Render this sentence from the pRESTO installation guide below in Spanish: "Exit and reopen the terminal application so the PATH setting takes effect."

═════ Given passage

The latest stable release of pRESTO may be downloaded from PyPI or Bitbucket. The simplest way to install the latest stable release of pRESTO is via pip:

> pip3 install presto

Requirements

Linux

  1. The simplest way to install all Python dependencies is to install the full SciPy stack using the instructions, then install Biopython according to its instructions.

  2. Download the pRESTO bundle and run:

    > pip3 install presto-x.y.z.tar.gz --user

Mac OS X

  1. Install Xcode. Available from the Apple store or developer downloads.

  2. Older versions Mac OS X will require you to install XQuartz 2.7.5. Available from the XQuartz project.

  3. Install Homebrew following the installation and post-installation instructions.

  4. Install Python 3.4.0+ and set the path to the python3 executable:

    > brew install python3
    > echo 'export PATH=/usr/local/bin:$PATH' >> ~/.profile
  5. Exit and reopen the terminal application so the PATH setting takes effect.

  6. You may, or may not, need to install gfortran (required for SciPy). Try without first, as this can take an hour to install and is not needed on newer releases. If you do need gfortran to install SciPy, you can install it using Homebrew:

    > brew install gfortran

    If the above fails run this instead:

    > brew install --env=std gfortran
  7. Install NumPy, SciPy, pandas and Biopyton using the Python package manager:

    > pip3 install numpy scipy pandas biopython
  8. Download the pRESTO bundle, open a terminal window, change directories to the download folder, and run:

    > pip3 install presto-x.y.z.tar.gz

Windows

  1. Install Python 3.4.0+ from Python, selecting both the options ‘pip’ and ‘Add python.exe to Path’.

  2. Install NumPy, SciPy, pandas and Biopython using the packages available from the Unofficial Windows binary collection.

  3. Download the pRESTO bundle, open a Command Prompt, change directories to the download folder, and run:

    > pip install presto-x.y.z.tar.gz
  4. For a default installation of Python 3.4, the pRESTO scripts will be installed into C:\Python34\Scripts and should be directly executable from the Command Prompt. If this is not the case, then follow step 5 below.

══════════
═════ Given information

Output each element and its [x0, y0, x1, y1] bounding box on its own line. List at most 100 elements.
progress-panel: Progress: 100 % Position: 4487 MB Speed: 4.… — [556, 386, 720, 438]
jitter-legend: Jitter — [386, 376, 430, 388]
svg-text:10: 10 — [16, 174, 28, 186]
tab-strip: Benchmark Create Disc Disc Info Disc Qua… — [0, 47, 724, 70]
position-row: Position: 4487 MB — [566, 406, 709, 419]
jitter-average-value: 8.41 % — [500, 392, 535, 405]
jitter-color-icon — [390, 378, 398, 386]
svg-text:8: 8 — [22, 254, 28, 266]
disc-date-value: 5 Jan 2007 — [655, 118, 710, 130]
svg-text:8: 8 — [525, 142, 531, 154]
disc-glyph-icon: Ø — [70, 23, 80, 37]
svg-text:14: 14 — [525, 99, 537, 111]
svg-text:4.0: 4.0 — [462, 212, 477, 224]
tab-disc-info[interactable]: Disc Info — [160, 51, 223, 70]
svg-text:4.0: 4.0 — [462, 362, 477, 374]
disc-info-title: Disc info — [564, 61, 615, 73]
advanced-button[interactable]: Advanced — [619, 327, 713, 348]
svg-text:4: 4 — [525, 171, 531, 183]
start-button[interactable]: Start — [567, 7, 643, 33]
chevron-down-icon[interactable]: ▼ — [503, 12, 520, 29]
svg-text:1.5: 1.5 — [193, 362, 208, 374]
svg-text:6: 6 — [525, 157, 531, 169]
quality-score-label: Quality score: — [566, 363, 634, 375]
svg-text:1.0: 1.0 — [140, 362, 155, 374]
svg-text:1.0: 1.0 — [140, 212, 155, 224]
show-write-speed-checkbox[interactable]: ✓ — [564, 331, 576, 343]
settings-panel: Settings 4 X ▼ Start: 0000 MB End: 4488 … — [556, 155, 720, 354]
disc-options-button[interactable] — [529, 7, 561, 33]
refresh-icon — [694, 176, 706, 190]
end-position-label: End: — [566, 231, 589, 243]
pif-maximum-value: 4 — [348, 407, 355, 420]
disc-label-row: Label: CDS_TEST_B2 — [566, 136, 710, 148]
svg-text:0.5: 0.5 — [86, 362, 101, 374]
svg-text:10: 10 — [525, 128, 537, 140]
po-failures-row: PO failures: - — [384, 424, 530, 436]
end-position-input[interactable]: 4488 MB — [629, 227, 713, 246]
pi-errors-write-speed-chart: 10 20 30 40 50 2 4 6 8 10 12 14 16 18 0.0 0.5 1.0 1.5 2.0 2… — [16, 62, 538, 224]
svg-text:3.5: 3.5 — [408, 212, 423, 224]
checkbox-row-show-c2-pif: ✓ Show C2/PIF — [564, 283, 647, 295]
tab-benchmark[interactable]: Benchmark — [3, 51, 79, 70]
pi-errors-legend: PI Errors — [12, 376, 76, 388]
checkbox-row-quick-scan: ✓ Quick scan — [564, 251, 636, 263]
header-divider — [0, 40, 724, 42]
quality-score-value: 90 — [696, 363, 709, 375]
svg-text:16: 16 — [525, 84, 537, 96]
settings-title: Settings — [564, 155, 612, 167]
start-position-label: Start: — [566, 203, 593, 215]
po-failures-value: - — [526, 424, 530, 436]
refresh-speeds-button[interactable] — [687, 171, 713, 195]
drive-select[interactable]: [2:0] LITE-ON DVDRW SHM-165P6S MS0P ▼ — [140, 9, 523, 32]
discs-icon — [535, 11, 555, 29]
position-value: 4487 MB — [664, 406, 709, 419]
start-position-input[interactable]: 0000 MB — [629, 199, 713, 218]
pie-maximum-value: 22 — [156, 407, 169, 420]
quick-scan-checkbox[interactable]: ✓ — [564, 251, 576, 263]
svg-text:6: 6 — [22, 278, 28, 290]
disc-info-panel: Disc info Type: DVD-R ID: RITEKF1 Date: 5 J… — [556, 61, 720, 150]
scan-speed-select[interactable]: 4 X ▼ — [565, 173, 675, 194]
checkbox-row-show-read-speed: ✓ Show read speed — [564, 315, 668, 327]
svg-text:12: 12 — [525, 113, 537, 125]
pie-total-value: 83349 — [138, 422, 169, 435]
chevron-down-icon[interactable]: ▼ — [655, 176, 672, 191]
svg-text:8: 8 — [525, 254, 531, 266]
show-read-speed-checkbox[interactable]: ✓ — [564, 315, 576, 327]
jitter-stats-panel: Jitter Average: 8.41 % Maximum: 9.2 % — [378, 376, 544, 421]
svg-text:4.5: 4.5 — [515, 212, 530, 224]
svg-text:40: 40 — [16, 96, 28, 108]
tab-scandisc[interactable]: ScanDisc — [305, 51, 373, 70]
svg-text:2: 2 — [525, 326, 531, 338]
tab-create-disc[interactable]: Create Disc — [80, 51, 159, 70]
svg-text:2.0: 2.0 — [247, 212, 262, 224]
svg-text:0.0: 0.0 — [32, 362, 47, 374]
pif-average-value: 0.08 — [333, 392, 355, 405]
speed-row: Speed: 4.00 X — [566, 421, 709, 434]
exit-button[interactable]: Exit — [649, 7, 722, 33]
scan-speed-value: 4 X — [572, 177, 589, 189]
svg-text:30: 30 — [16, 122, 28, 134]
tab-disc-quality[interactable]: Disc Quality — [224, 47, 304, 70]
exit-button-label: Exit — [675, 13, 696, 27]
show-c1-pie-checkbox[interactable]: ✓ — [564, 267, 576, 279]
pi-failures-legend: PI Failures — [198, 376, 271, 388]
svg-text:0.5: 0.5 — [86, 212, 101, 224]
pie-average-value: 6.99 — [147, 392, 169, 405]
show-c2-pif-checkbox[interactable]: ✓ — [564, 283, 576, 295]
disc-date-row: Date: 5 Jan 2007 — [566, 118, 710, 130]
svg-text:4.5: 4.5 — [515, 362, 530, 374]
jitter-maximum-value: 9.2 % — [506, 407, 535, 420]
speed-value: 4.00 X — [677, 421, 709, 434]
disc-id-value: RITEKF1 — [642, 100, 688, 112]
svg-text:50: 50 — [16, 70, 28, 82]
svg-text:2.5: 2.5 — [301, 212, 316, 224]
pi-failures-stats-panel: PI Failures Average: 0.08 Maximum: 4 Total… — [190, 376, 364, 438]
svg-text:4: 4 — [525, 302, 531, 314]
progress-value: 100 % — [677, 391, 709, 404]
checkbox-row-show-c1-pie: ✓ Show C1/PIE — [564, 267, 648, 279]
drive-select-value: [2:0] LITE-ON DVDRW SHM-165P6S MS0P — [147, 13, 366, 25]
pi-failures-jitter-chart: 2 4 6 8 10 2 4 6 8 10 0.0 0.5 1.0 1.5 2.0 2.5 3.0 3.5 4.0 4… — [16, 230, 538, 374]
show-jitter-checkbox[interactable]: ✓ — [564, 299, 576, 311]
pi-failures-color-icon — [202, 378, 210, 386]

══════════

▶ _The result_
Cierra y vuelve a abrir la aplicación de terminal para que la configuración de PATH surta efecto.